— start of RECORDS SHOWN —
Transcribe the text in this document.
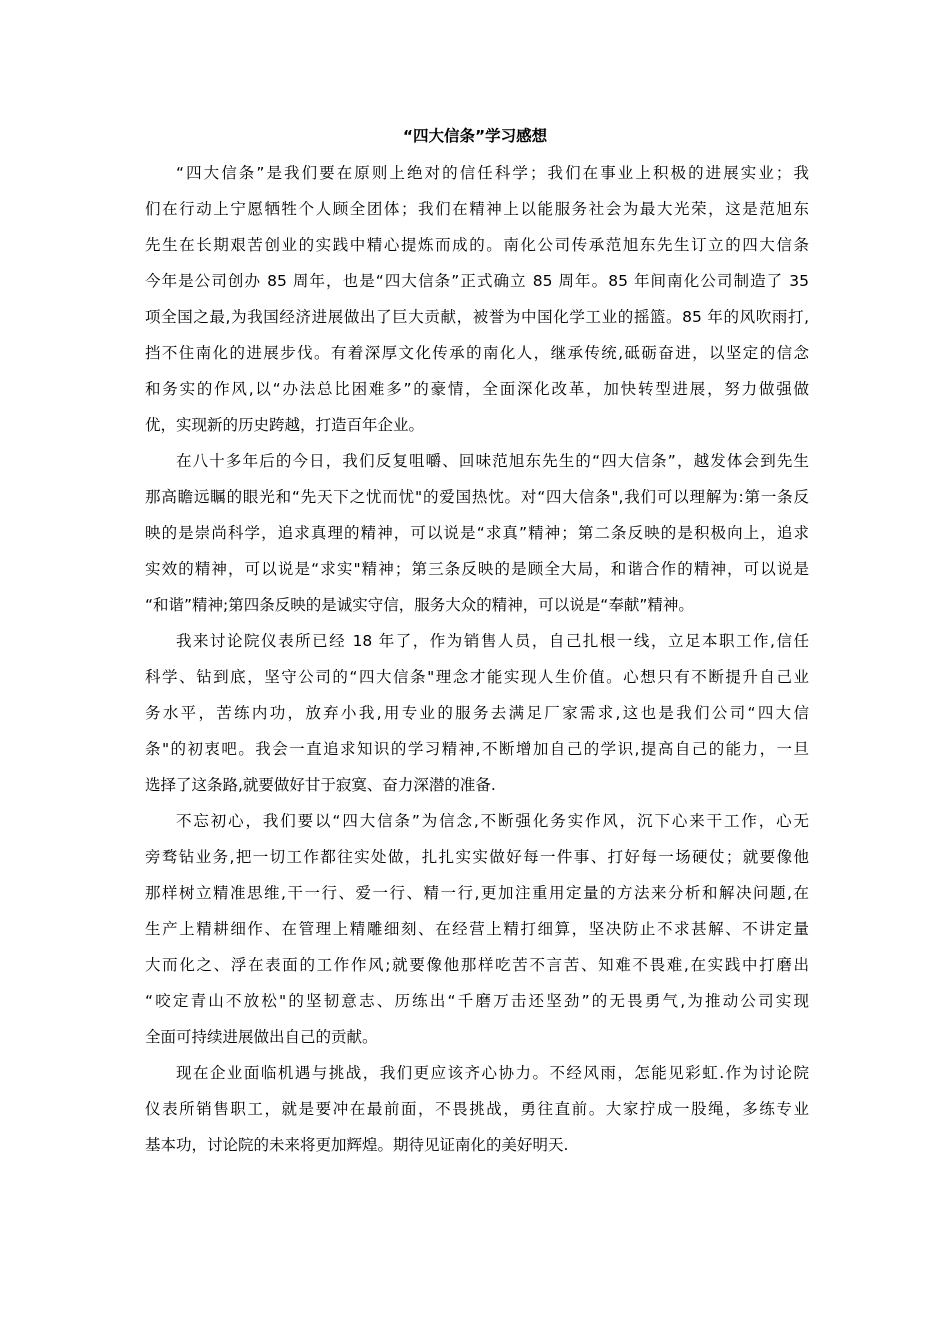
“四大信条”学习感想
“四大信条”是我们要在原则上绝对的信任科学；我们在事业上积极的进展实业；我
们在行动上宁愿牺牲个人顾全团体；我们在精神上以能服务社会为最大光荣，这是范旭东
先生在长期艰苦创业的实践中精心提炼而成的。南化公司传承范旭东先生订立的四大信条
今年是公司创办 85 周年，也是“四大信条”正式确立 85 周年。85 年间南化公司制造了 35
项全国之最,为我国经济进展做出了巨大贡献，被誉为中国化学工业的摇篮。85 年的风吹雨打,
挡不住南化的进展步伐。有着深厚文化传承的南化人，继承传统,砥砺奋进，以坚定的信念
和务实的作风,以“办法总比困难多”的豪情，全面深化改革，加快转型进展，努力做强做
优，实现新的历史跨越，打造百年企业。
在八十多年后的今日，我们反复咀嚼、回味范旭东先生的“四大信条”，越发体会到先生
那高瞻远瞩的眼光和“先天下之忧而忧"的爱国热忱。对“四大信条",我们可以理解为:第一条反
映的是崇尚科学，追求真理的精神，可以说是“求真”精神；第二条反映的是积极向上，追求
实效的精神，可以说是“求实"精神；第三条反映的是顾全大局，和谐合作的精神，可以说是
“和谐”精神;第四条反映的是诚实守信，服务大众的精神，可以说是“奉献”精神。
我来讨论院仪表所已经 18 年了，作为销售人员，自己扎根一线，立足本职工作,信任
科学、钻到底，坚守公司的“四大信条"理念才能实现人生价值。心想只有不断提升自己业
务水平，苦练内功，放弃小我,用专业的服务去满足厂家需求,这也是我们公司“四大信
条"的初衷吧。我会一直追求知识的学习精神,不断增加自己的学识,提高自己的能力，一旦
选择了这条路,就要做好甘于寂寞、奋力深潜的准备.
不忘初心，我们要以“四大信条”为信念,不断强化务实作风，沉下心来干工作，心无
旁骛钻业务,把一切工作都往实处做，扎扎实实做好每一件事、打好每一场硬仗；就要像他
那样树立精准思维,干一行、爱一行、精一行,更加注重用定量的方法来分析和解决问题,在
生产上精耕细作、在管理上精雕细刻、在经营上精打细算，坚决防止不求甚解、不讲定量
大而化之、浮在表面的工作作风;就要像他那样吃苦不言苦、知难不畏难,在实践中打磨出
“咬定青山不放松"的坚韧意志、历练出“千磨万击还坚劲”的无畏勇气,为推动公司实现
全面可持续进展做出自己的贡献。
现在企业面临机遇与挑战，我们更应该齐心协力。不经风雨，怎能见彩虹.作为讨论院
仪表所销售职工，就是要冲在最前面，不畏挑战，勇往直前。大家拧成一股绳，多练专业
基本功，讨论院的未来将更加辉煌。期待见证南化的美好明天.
— end of RECORDS SHOWN —
> **BRIEF**: Copy the whole listing above word for word but do not carry over the pictures.

> **EXERCISE OUTPUT**:
Transcribe the text in this document.
“四大信条”学习感想
“四大信条”是我们要在原则上绝对的信任科学；我们在事业上积极的进展实业；我
们在行动上宁愿牺牲个人顾全团体；我们在精神上以能服务社会为最大光荣，这是范旭东
先生在长期艰苦创业的实践中精心提炼而成的。南化公司传承范旭东先生订立的四大信条
今年是公司创办 85 周年，也是“四大信条”正式确立 85 周年。85 年间南化公司制造了 35
项全国之最,为我国经济进展做出了巨大贡献，被誉为中国化学工业的摇篮。85 年的风吹雨打,
挡不住南化的进展步伐。有着深厚文化传承的南化人，继承传统,砥砺奋进，以坚定的信念
和务实的作风,以“办法总比困难多”的豪情，全面深化改革，加快转型进展，努力做强做
优，实现新的历史跨越，打造百年企业。
在八十多年后的今日，我们反复咀嚼、回味范旭东先生的“四大信条”，越发体会到先生
那高瞻远瞩的眼光和“先天下之忧而忧"的爱国热忱。对“四大信条",我们可以理解为:第一条反
映的是崇尚科学，追求真理的精神，可以说是“求真”精神；第二条反映的是积极向上，追求
实效的精神，可以说是“求实"精神；第三条反映的是顾全大局，和谐合作的精神，可以说是
“和谐”精神;第四条反映的是诚实守信，服务大众的精神，可以说是“奉献”精神。
我来讨论院仪表所已经 18 年了，作为销售人员，自己扎根一线，立足本职工作,信任
科学、钻到底，坚守公司的“四大信条"理念才能实现人生价值。心想只有不断提升自己业
务水平，苦练内功，放弃小我,用专业的服务去满足厂家需求,这也是我们公司“四大信
条"的初衷吧。我会一直追求知识的学习精神,不断增加自己的学识,提高自己的能力，一旦
选择了这条路,就要做好甘于寂寞、奋力深潜的准备.
不忘初心，我们要以“四大信条”为信念,不断强化务实作风，沉下心来干工作，心无
旁骛钻业务,把一切工作都往实处做，扎扎实实做好每一件事、打好每一场硬仗；就要像他
那样树立精准思维,干一行、爱一行、精一行,更加注重用定量的方法来分析和解决问题,在
生产上精耕细作、在管理上精雕细刻、在经营上精打细算，坚决防止不求甚解、不讲定量
大而化之、浮在表面的工作作风;就要像他那样吃苦不言苦、知难不畏难,在实践中打磨出
“咬定青山不放松"的坚韧意志、历练出“千磨万击还坚劲”的无畏勇气,为推动公司实现
全面可持续进展做出自己的贡献。
现在企业面临机遇与挑战，我们更应该齐心协力。不经风雨，怎能见彩虹.作为讨论院
仪表所销售职工，就是要冲在最前面，不畏挑战，勇往直前。大家拧成一股绳，多练专业
基本功，讨论院的未来将更加辉煌。期待见证南化的美好明天.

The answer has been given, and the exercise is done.